Exercise aim
Scan the material that follows. Copy every line containing the word "thread".

Data items
────────────────────
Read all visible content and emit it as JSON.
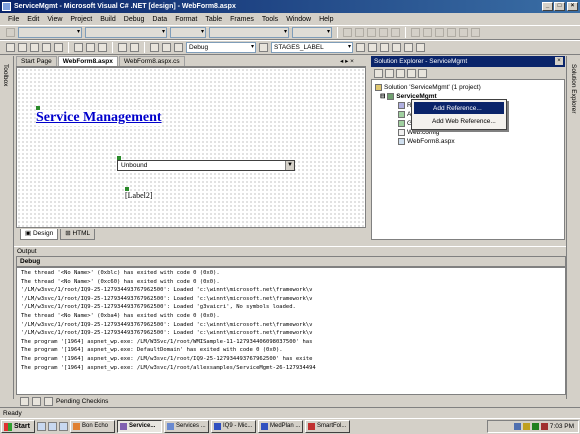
{
  "window": {
    "title": "ServiceMgmt - Microsoft Visual C# .NET [design] - WebForm8.aspx",
    "controls": [
      "_",
      "□",
      "×"
    ]
  },
  "menu": [
    "File",
    "Edit",
    "View",
    "Project",
    "Build",
    "Debug",
    "Data",
    "Format",
    "Table",
    "Frames",
    "Tools",
    "Window",
    "Help"
  ],
  "toolbar": {
    "config": "Debug",
    "target": "STAGES_LABEL"
  },
  "side": {
    "toolbox_label": "Toolbox",
    "explorer_label": "Solution Explorer"
  },
  "tabs": [
    "Start Page",
    "WebForm8.aspx",
    "WebForm8.aspx.cs"
  ],
  "doc_controls": "◂ ▸ ×",
  "designer": {
    "heading": "Service Management",
    "dropdown_value": "Unbound",
    "label_text": "[Label2]",
    "view_tabs": [
      "Design",
      "HTML"
    ]
  },
  "solution_explorer": {
    "title": "Solution Explorer - ServiceMgmt",
    "tree": {
      "solution": "Solution 'ServiceMgmt' (1 project)",
      "project": "ServiceMgmt",
      "items": [
        "R",
        "A",
        "G",
        "Web.config",
        "WebForm8.aspx"
      ]
    },
    "context_menu": [
      "Add Reference...",
      "Add Web Reference..."
    ]
  },
  "output": {
    "panel_title": "Output",
    "source": "Debug",
    "lines": [
      "The thread '<No Name>' (0xblc) has exited with code 0 (0x0).",
      "The thread '<No Name>' (0xc60) has exited with code 0 (0x0).",
      "'/LM/w3svc/1/root/IQ9-25-127934493767962500': Loaded 'c:\\winnt\\microsoft.net\\framework\\v",
      "'/LM/w3svc/1/root/IQ9-25-127934493767962500': Loaded 'c:\\winnt\\microsoft.net\\framework\\v",
      "'/LM/w3svc/1/root/IQ9-25-127934493767962500': Loaded 'g3vaicri', No symbols loaded.",
      "The thread '<No Name>' (0xba4) has exited with code 0 (0x0).",
      "'/LM/w3svc/1/root/IQ9-25-127934493767962500': Loaded 'c:\\winnt\\microsoft.net\\framework\\v",
      "'/LM/w3svc/1/root/IQ9-25-127934493767962500': Loaded 'c:\\winnt\\microsoft.net\\framework\\v",
      "The program '[1964] aspnet_wp.exe: /LM/W3Svc/1/root/WMISample-11-127934406098037500' has",
      "The program '[1964] aspnet_wp.exe: DefaultDomain' has exited with code 0 (0x0).",
      "The program '[1964] aspnet_wp.exe: /LM/w3svc/1/root/IQ9-25-127934493767962500' has exite",
      "The program '[1964] aspnet_wp.exe: /LM/w3svc/1/root/allexsamples/ServiceMgmt-26-127934494"
    ],
    "bottom_tab": "Pending Checkins"
  },
  "status": "Ready",
  "taskbar": {
    "start": "Start",
    "buttons": [
      "Bon Echo",
      "Service...",
      "Services ...",
      "IQ9 - Mic...",
      "MedPlan ...",
      "SmartFol..."
    ],
    "active_index": 1,
    "clock": "7:03 PM"
  }
}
────────────────────
Exercise result
      "The thread '<No Name>' (0xblc) has exited with code 0 (0x0).",
      "The thread '<No Name>' (0xc60) has exited with code 0 (0x0).",
      "The thread '<No Name>' (0xba4) has exited with code 0 (0x0).",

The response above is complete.